• [Written instruction]:
Reproduce the material below with each "candle-body" swapped for "bar-body" and everything else unchanged.

• [Dataset rows]:

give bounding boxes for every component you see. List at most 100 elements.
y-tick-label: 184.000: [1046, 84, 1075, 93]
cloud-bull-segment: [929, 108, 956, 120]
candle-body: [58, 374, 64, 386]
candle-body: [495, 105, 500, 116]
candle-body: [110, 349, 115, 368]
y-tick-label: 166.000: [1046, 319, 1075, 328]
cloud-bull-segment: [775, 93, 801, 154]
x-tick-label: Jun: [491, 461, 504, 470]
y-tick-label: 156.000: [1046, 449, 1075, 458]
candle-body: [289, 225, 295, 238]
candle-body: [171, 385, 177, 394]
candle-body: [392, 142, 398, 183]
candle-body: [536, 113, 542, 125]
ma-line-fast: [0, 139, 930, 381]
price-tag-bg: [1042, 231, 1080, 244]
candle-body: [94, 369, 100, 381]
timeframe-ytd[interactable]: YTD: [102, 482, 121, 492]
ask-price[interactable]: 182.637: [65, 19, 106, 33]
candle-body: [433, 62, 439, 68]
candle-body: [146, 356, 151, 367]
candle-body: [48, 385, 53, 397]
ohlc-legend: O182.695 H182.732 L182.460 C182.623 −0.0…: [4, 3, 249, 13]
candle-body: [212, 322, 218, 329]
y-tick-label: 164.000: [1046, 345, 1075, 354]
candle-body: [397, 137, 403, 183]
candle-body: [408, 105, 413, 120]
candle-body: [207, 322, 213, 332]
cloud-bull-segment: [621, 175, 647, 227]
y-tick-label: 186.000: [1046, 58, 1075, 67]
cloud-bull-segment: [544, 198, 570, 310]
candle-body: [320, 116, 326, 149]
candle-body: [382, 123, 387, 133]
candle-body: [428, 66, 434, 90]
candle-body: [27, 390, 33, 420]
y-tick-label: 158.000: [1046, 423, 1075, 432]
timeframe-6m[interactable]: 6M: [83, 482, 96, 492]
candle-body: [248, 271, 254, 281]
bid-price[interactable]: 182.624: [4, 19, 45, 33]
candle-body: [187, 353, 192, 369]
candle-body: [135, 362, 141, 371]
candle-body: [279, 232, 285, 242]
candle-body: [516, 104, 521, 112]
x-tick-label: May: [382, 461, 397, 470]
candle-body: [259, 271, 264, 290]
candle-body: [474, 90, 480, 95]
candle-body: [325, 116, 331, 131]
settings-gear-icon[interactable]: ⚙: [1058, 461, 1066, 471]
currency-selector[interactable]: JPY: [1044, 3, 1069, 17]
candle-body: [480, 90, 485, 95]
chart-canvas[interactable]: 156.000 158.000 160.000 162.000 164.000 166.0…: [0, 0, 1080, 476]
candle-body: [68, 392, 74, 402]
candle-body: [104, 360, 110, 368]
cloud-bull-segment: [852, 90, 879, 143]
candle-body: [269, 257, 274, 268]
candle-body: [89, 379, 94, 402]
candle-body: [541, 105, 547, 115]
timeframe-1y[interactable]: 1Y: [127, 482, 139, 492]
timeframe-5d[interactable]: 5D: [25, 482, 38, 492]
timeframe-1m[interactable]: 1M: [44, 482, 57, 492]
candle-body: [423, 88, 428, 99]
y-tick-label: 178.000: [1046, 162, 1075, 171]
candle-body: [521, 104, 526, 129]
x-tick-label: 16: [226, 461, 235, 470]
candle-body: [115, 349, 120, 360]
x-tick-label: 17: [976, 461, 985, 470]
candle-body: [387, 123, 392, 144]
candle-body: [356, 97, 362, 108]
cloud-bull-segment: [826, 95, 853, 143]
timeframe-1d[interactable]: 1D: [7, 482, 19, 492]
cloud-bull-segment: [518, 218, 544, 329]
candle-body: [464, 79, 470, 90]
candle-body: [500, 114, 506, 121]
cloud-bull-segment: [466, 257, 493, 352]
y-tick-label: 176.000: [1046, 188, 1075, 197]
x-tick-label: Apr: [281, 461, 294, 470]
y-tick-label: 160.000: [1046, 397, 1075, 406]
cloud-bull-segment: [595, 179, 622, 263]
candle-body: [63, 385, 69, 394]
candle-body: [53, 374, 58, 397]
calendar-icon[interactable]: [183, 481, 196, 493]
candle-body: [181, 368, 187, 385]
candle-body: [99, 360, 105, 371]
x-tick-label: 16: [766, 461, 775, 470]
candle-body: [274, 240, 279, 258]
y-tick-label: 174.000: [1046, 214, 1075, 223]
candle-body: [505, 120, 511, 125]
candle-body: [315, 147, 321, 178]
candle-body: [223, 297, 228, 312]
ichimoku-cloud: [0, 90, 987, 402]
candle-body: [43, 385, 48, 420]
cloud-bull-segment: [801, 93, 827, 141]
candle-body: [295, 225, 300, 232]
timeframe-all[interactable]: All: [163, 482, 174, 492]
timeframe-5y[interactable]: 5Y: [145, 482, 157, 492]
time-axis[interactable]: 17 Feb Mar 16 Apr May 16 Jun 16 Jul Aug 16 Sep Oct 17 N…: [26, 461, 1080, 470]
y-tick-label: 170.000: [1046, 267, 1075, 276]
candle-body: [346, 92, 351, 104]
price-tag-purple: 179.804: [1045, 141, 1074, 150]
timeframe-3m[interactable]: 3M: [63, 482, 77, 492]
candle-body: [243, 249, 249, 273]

• [Exercise response]:
give bounding boxes for every component you see. List at most 100 elements.
y-tick-label: 184.000: [1046, 84, 1075, 93]
cloud-bull-segment: [929, 108, 956, 120]
bar-body: [58, 374, 64, 386]
bar-body: [495, 105, 500, 116]
bar-body: [110, 349, 115, 368]
y-tick-label: 166.000: [1046, 319, 1075, 328]
cloud-bull-segment: [775, 93, 801, 154]
x-tick-label: Jun: [491, 461, 504, 470]
y-tick-label: 156.000: [1046, 449, 1075, 458]
bar-body: [289, 225, 295, 238]
bar-body: [171, 385, 177, 394]
bar-body: [392, 142, 398, 183]
bar-body: [536, 113, 542, 125]
ma-line-fast: [0, 139, 930, 381]
price-tag-bg: [1042, 231, 1080, 244]
bar-body: [94, 369, 100, 381]
timeframe-ytd[interactable]: YTD: [102, 482, 121, 492]
ask-price[interactable]: 182.637: [65, 19, 106, 33]
bar-body: [433, 62, 439, 68]
bar-body: [146, 356, 151, 367]
bar-body: [48, 385, 53, 397]
ohlc-legend: O182.695 H182.732 L182.460 C182.623 −0.0…: [4, 3, 249, 13]
bar-body: [212, 322, 218, 329]
y-tick-label: 164.000: [1046, 345, 1075, 354]
bar-body: [397, 137, 403, 183]
bar-body: [408, 105, 413, 120]
bar-body: [207, 322, 213, 332]
cloud-bull-segment: [621, 175, 647, 227]
y-tick-label: 186.000: [1046, 58, 1075, 67]
cloud-bull-segment: [544, 198, 570, 310]
bar-body: [320, 116, 326, 149]
bar-body: [382, 123, 387, 133]
bar-body: [428, 66, 434, 90]
bar-body: [27, 390, 33, 420]
y-tick-label: 158.000: [1046, 423, 1075, 432]
timeframe-6m[interactable]: 6M: [83, 482, 96, 492]
bar-body: [248, 271, 254, 281]
bid-price[interactable]: 182.624: [4, 19, 45, 33]
bar-body: [187, 353, 192, 369]
bar-body: [135, 362, 141, 371]
bar-body: [279, 232, 285, 242]
bar-body: [516, 104, 521, 112]
x-tick-label: May: [382, 461, 397, 470]
bar-body: [259, 271, 264, 290]
bar-body: [474, 90, 480, 95]
bar-body: [325, 116, 331, 131]
settings-gear-icon[interactable]: ⚙: [1058, 461, 1066, 471]
currency-selector[interactable]: JPY: [1044, 3, 1069, 17]
bar-body: [480, 90, 485, 95]
chart-canvas[interactable]: 156.000 158.000 160.000 162.000 164.000 166.0…: [0, 0, 1080, 476]
bar-body: [68, 392, 74, 402]
bar-body: [104, 360, 110, 368]
cloud-bull-segment: [852, 90, 879, 143]
bar-body: [269, 257, 274, 268]
bar-body: [89, 379, 94, 402]
bar-body: [541, 105, 547, 115]
timeframe-1y[interactable]: 1Y: [127, 482, 139, 492]
timeframe-5d[interactable]: 5D: [25, 482, 38, 492]
timeframe-1m[interactable]: 1M: [44, 482, 57, 492]
bar-body: [423, 88, 428, 99]
y-tick-label: 178.000: [1046, 162, 1075, 171]
bar-body: [521, 104, 526, 129]
x-tick-label: 16: [226, 461, 235, 470]
bar-body: [115, 349, 120, 360]
x-tick-label: 17: [976, 461, 985, 470]
bar-body: [387, 123, 392, 144]
bar-body: [356, 97, 362, 108]
cloud-bull-segment: [826, 95, 853, 143]
timeframe-1d[interactable]: 1D: [7, 482, 19, 492]
cloud-bull-segment: [518, 218, 544, 329]
bar-body: [464, 79, 470, 90]
bar-body: [500, 114, 506, 121]
cloud-bull-segment: [466, 257, 493, 352]
y-tick-label: 176.000: [1046, 188, 1075, 197]
x-tick-label: Apr: [281, 461, 294, 470]
y-tick-label: 160.000: [1046, 397, 1075, 406]
cloud-bull-segment: [595, 179, 622, 263]
bar-body: [63, 385, 69, 394]
bar-body: [53, 374, 58, 397]
calendar-icon[interactable]: [183, 481, 196, 493]
bar-body: [181, 368, 187, 385]
bar-body: [99, 360, 105, 371]
x-tick-label: 16: [766, 461, 775, 470]
bar-body: [274, 240, 279, 258]
y-tick-label: 174.000: [1046, 214, 1075, 223]
bar-body: [505, 120, 511, 125]
bar-body: [315, 147, 321, 178]
bar-body: [223, 297, 228, 312]
ichimoku-cloud: [0, 90, 987, 402]
bar-body: [43, 385, 48, 420]
cloud-bull-segment: [801, 93, 827, 141]
bar-body: [295, 225, 300, 232]
timeframe-all[interactable]: All: [163, 482, 174, 492]
timeframe-5y[interactable]: 5Y: [145, 482, 157, 492]
time-axis[interactable]: 17 Feb Mar 16 Apr May 16 Jun 16 Jul Aug 16 Sep Oct 17 N…: [26, 461, 1080, 470]
y-tick-label: 170.000: [1046, 267, 1075, 276]
bar-body: [346, 92, 351, 104]
price-tag-purple: 179.804: [1045, 141, 1074, 150]
timeframe-3m[interactable]: 3M: [63, 482, 77, 492]
bar-body: [243, 249, 249, 273]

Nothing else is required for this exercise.